## The exercise
Write the material out again exactly.

## Records

►

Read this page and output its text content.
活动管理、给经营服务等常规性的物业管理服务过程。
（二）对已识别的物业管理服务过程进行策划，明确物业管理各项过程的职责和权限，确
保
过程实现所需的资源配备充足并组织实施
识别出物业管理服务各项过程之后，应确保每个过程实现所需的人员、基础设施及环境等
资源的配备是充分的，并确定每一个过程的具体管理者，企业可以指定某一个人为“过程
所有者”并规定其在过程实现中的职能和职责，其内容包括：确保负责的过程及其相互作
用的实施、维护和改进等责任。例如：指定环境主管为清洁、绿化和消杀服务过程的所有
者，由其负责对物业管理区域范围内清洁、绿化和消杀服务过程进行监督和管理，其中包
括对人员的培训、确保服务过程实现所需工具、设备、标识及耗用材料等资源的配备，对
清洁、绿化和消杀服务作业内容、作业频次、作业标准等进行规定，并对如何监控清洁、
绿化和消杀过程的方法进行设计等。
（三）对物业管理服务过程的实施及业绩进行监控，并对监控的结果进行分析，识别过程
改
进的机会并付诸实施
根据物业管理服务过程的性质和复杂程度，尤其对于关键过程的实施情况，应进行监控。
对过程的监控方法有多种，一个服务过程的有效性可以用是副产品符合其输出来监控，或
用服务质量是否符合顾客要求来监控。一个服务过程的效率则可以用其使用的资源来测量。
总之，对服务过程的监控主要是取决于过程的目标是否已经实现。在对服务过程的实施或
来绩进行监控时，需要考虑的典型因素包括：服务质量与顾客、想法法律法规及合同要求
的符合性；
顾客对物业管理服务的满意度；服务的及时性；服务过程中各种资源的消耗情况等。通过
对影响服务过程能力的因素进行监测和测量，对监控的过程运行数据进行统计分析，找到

◄

## Completed task
Read this page and output its text content.
活动管理、给经营服务等常规性的物业管理服务过程。
（二）对已识别的物业管理服务过程进行策划，明确物业管理各项过程的职责和权限，确
保
过程实现所需的资源配备充足并组织实施
识别出物业管理服务各项过程之后，应确保每个过程实现所需的人员、基础设施及环境等
资源的配备是充分的，并确定每一个过程的具体管理者，企业可以指定某一个人为“过程
所有者”并规定其在过程实现中的职能和职责，其内容包括：确保负责的过程及其相互作
用的实施、维护和改进等责任。例如：指定环境主管为清洁、绿化和消杀服务过程的所有
者，由其负责对物业管理区域范围内清洁、绿化和消杀服务过程进行监督和管理，其中包
括对人员的培训、确保服务过程实现所需工具、设备、标识及耗用材料等资源的配备，对
清洁、绿化和消杀服务作业内容、作业频次、作业标准等进行规定，并对如何监控清洁、
绿化和消杀过程的方法进行设计等。
（三）对物业管理服务过程的实施及业绩进行监控，并对监控的结果进行分析，识别过程
改
进的机会并付诸实施
根据物业管理服务过程的性质和复杂程度，尤其对于关键过程的实施情况，应进行监控。
对过程的监控方法有多种，一个服务过程的有效性可以用是副产品符合其输出来监控，或
用服务质量是否符合顾客要求来监控。一个服务过程的效率则可以用其使用的资源来测量。
总之，对服务过程的监控主要是取决于过程的目标是否已经实现。在对服务过程的实施或
来绩进行监控时，需要考虑的典型因素包括：服务质量与顾客、想法法律法规及合同要求
的符合性；
顾客对物业管理服务的满意度；服务的及时性；服务过程中各种资源的消耗情况等。通过
对影响服务过程能力的因素进行监测和测量，对监控的过程运行数据进行统计分析，找到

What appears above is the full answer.